Data entries for graphics
******************************

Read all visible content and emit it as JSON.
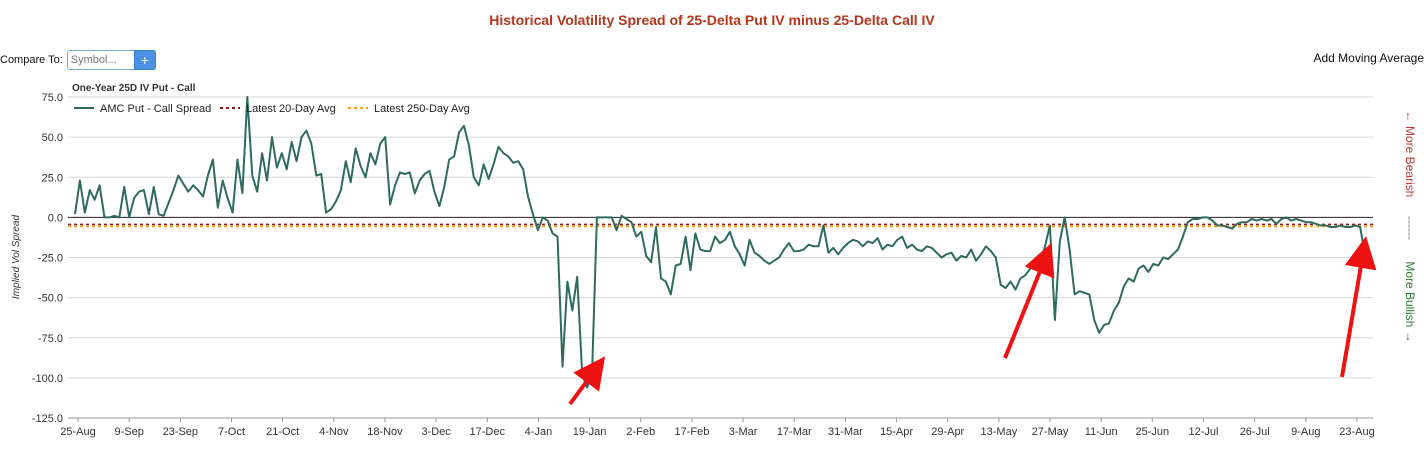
{
  "header": {
    "title": "Historical Volatility Spread of 25-Delta Put IV minus 25-Delta Call IV",
    "compare_label": "Compare To:",
    "symbol_placeholder": "Symbol...",
    "add_button": "+",
    "moving_average_label": "Add Moving Average"
  },
  "colors": {
    "title": "#b5351c",
    "series": "#2e6b5e",
    "avg20": "#8b1a1a",
    "avg250": "#f0a020",
    "bearish": "#c0392b",
    "bullish": "#2e7d32"
  },
  "chart_data": {
    "type": "line",
    "subtitle": "One-Year 25D IV Put - Call",
    "ylabel": "Implied Vol Spread",
    "ylim": [
      -125,
      75
    ],
    "yticks": [
      75,
      50,
      25,
      0,
      -25,
      -50,
      -75,
      -100,
      -125
    ],
    "ytick_labels": [
      "75.0",
      "50.0",
      "25.0",
      "0.0",
      "-25.0",
      "-50.0",
      "-75.0",
      "-100.0",
      "-125.0"
    ],
    "xtick_labels": [
      "25-Aug",
      "9-Sep",
      "23-Sep",
      "7-Oct",
      "21-Oct",
      "4-Nov",
      "18-Nov",
      "3-Dec",
      "17-Dec",
      "4-Jan",
      "19-Jan",
      "2-Feb",
      "17-Feb",
      "3-Mar",
      "17-Mar",
      "31-Mar",
      "15-Apr",
      "29-Apr",
      "13-May",
      "27-May",
      "11-Jun",
      "25-Jun",
      "12-Jul",
      "26-Jul",
      "9-Aug",
      "23-Aug"
    ],
    "grid": true,
    "legend": [
      {
        "name": "AMC Put - Call Spread",
        "style": "solid"
      },
      {
        "name": "Latest 20-Day Avg",
        "style": "dotted"
      },
      {
        "name": "Latest 250-Day Avg",
        "style": "dotted"
      }
    ],
    "reference_lines": [
      {
        "name": "Latest 20-Day Avg",
        "value": -5
      },
      {
        "name": "Latest 250-Day Avg",
        "value": -5
      }
    ],
    "side_labels": {
      "bearish": "← More Bearish",
      "bullish": "More Bullish →",
      "separator": "------"
    },
    "series": [
      {
        "name": "AMC Put - Call Spread",
        "values": [
          2,
          23,
          3,
          17,
          11,
          20,
          0,
          0,
          1,
          0,
          19,
          0,
          12,
          16,
          17,
          2,
          19,
          2,
          1,
          9,
          17,
          26,
          21,
          16,
          20,
          17,
          13,
          26,
          36,
          6,
          23,
          12,
          3,
          36,
          15,
          75,
          26,
          16,
          40,
          23,
          50,
          31,
          40,
          30,
          47,
          35,
          50,
          54,
          46,
          26,
          27,
          3,
          5,
          10,
          17,
          35,
          22,
          43,
          32,
          25,
          40,
          33,
          46,
          50,
          8,
          20,
          28,
          27,
          28,
          15,
          23,
          27,
          29,
          16,
          7,
          19,
          36,
          38,
          53,
          57,
          45,
          25,
          20,
          33,
          24,
          33,
          44,
          40,
          38,
          34,
          35,
          30,
          13,
          2,
          -8,
          0,
          -2,
          -10,
          -12,
          -93,
          -40,
          -58,
          -37,
          -98,
          -106,
          -98,
          0,
          0,
          0,
          0,
          -8,
          1,
          -1,
          -3,
          -12,
          -9,
          -24,
          -28,
          -6,
          -38,
          -40,
          -48,
          -30,
          -29,
          -12,
          -33,
          -10,
          -20,
          -21,
          -21,
          -12,
          -16,
          -14,
          -9,
          -18,
          -23,
          -30,
          -14,
          -22,
          -24,
          -27,
          -29,
          -27,
          -25,
          -20,
          -16,
          -21,
          -21,
          -20,
          -17,
          -18,
          -18,
          -5,
          -22,
          -19,
          -23,
          -19,
          -16,
          -14,
          -15,
          -18,
          -15,
          -16,
          -13,
          -20,
          -17,
          -18,
          -14,
          -12,
          -19,
          -17,
          -20,
          -21,
          -18,
          -19,
          -22,
          -25,
          -23,
          -22,
          -27,
          -24,
          -25,
          -20,
          -27,
          -23,
          -18,
          -21,
          -25,
          -42,
          -44,
          -40,
          -45,
          -38,
          -36,
          -32,
          -30,
          -28,
          -18,
          -5,
          -64,
          -15,
          0,
          -20,
          -48,
          -46,
          -47,
          -48,
          -64,
          -72,
          -67,
          -66,
          -58,
          -53,
          -43,
          -38,
          -40,
          -32,
          -30,
          -34,
          -29,
          -30,
          -25,
          -26,
          -23,
          -20,
          -12,
          -3,
          -1,
          -1,
          0,
          0,
          -2,
          -5,
          -5,
          -6,
          -7,
          -4,
          -3,
          -3,
          -1,
          -2,
          -1,
          -2,
          -1,
          -4,
          -1,
          0,
          -2,
          -1,
          -2,
          -3,
          -3,
          -4,
          -5,
          -5,
          -6,
          -6,
          -5,
          -6,
          -6,
          -5,
          -6,
          -24,
          -30
        ]
      }
    ]
  }
}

******************************

Request
Show every line above in which the word "Spread" occurs.

Output for this task
    "title": "Historical Volatility Spread of 25-Delta Put IV minus 25-Delta Call IV",
    "ylabel": "Implied Vol Spread",
        "name": "AMC Put - Call Spread",
        "name": "AMC Put - Call Spread",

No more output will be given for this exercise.